## REQUIRED WORK
In the records that follow, locate every line with "科学选拔任用" and extract it.

## Source data
========================================================================
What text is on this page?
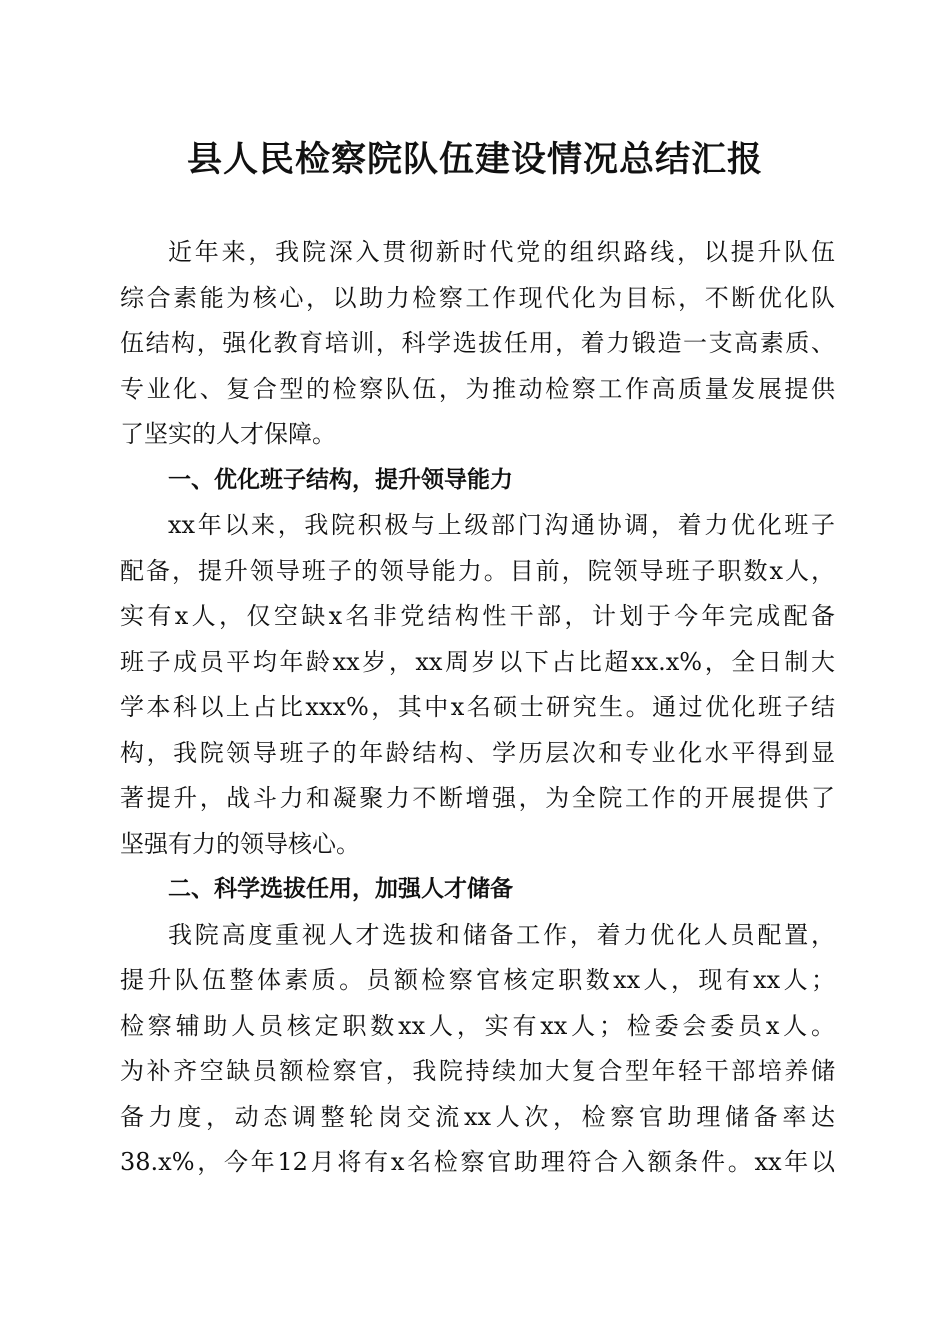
县人民检察院队伍建设情况总结汇报

近年来，我院深入贯彻新时代党的组织路线，以提升队伍

综合素能为核心，以助力检察工作现代化为目标，不断优化队

伍结构，强化教育培训，科学选拔任用，着力锻造一支高素质、

专业化、复合型的检察队伍，为推动检察工作高质量发展提供

了坚实的人才保障。

一、优化班子结构，提升领导能力

xx年以来，我院积极与上级部门沟通协调，着力优化班子

配备，提升领导班子的领导能力。目前，院领导班子职数x人，

实有x人，仅空缺x名非党结构性干部，计划于今年完成配备

班子成员平均年龄xx岁，xx周岁以下占比超xx.x%，全日制大

学本科以上占比xxx%，其中x名硕士研究生。通过优化班子结

构，我院领导班子的年龄结构、学历层次和专业化水平得到显

著提升，战斗力和凝聚力不断增强，为全院工作的开展提供了

坚强有力的领导核心。

二、科学选拔任用，加强人才储备

我院高度重视人才选拔和储备工作，着力优化人员配置，

提升队伍整体素质。员额检察官核定职数xx人，现有xx人；

检察辅助人员核定职数xx人，实有xx人；检委会委员x人。

为补齐空缺员额检察官，我院持续加大复合型年轻干部培养储

备力度，动态调整轮岗交流xx人次，检察官助理储备率达

38.x%，今年12月将有x名检察官助理符合入额条件。xx年以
========================================================================
## OUTPUT OF THE EXERCISE
伍结构，强化教育培训，科学选拔任用，着力锻造一支高素质、
二、科学选拔任用，加强人才储备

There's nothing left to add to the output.